_Problem statement_.
Find every line in the records below that holds the word "внутренний", and copy it out.

#####

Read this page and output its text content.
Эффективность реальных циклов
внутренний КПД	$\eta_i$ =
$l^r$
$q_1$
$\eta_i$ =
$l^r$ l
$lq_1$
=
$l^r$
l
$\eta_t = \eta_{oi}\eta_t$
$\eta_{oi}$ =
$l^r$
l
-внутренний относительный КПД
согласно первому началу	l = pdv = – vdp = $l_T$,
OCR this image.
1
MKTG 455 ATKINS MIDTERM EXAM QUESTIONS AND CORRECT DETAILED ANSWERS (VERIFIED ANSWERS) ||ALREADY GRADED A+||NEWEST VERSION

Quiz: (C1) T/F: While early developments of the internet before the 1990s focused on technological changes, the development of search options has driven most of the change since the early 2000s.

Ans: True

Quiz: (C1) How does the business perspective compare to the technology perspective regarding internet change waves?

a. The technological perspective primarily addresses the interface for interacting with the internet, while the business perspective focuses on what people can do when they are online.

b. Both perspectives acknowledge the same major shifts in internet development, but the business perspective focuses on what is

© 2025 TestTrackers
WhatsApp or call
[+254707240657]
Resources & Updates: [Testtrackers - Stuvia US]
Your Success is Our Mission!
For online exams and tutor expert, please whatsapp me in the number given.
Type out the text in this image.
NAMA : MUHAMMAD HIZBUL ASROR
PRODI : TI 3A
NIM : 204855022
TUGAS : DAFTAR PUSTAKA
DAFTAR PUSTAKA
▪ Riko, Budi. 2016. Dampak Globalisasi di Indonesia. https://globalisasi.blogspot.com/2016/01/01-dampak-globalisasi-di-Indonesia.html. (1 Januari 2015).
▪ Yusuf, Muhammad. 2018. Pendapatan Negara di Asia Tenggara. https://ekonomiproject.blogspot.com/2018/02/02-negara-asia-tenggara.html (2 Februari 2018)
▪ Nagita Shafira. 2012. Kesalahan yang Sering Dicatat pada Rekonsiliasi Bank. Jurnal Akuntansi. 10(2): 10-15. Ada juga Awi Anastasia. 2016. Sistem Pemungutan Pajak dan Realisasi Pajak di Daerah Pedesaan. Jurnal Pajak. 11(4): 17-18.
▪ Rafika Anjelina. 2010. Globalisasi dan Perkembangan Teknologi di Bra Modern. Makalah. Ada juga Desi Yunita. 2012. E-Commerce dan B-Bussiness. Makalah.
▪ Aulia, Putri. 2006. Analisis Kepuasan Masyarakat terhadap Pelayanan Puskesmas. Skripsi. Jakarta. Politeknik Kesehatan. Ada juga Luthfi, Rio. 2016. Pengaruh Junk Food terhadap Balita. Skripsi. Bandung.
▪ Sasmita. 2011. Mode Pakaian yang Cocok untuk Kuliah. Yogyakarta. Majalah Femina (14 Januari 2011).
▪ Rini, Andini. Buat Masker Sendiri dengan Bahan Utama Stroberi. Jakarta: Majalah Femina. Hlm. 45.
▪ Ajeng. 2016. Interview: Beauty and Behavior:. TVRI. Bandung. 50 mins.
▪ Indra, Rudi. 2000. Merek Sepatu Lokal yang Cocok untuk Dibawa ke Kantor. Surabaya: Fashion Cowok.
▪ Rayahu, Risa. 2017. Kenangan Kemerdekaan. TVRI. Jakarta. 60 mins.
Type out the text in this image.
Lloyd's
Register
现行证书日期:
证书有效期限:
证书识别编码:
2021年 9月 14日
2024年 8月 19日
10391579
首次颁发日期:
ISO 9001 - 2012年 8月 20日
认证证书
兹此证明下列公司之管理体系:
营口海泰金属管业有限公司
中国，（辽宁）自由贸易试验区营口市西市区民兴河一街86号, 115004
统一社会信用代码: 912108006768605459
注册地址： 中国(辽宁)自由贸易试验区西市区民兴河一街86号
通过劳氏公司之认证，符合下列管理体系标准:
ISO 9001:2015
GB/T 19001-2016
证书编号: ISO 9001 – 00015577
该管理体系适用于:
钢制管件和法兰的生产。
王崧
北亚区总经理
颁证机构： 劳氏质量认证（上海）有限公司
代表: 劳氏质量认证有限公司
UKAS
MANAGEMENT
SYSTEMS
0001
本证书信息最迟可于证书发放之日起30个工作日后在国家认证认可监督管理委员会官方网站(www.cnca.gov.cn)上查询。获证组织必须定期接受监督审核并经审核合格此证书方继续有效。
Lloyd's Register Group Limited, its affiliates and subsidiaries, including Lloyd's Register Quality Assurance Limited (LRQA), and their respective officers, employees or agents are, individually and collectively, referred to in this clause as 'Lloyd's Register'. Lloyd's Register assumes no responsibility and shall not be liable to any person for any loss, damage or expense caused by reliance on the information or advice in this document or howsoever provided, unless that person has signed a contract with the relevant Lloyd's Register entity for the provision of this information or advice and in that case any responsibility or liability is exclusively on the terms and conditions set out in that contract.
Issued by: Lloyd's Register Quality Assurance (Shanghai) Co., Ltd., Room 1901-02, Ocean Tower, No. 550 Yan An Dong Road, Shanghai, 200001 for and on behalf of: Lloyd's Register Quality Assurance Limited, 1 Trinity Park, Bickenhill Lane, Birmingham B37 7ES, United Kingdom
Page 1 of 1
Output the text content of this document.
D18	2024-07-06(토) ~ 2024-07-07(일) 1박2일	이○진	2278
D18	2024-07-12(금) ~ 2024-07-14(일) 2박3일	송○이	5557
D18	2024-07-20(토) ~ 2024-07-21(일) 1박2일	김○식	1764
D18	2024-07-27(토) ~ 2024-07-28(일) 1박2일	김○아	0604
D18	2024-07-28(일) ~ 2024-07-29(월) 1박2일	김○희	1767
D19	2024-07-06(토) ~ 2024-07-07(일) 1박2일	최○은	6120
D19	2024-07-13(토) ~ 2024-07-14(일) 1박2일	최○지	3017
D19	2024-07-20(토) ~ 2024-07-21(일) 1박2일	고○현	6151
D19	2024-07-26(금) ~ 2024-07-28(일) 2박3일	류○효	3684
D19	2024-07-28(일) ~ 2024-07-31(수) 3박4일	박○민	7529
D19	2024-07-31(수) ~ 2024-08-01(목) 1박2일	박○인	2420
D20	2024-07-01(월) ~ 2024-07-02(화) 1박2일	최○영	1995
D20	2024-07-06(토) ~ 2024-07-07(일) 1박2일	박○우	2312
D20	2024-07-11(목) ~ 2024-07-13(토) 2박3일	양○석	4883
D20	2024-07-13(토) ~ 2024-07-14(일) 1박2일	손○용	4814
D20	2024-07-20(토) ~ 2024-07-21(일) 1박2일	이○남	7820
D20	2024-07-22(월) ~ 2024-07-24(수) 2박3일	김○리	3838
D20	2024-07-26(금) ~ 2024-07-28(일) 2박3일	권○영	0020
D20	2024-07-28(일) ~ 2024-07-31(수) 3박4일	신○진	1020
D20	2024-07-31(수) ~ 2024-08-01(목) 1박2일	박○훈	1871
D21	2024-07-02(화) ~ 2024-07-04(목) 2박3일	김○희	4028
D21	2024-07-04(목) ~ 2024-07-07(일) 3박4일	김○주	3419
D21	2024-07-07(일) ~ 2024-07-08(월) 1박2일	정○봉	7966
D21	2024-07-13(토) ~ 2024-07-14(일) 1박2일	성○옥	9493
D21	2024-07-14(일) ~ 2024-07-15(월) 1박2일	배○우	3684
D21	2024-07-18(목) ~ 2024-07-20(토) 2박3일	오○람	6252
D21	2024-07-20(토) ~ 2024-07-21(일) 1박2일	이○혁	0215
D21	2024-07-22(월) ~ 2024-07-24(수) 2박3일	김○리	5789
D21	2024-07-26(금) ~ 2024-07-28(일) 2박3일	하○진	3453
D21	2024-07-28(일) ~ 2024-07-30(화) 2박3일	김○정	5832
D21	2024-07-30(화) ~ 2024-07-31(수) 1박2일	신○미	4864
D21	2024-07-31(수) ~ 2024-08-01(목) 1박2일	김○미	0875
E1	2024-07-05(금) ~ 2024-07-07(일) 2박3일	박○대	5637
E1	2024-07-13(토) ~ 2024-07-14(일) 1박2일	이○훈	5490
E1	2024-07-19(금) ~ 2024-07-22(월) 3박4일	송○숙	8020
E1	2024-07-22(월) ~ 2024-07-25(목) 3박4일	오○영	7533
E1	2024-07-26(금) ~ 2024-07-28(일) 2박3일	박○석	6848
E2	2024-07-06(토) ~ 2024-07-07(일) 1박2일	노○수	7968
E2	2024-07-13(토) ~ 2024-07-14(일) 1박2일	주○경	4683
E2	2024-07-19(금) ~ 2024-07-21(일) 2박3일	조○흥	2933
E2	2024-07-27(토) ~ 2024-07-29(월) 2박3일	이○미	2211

#####

_Written answer_.
внутренний КПД	$\eta_i$ =
-внутренний относительный КПД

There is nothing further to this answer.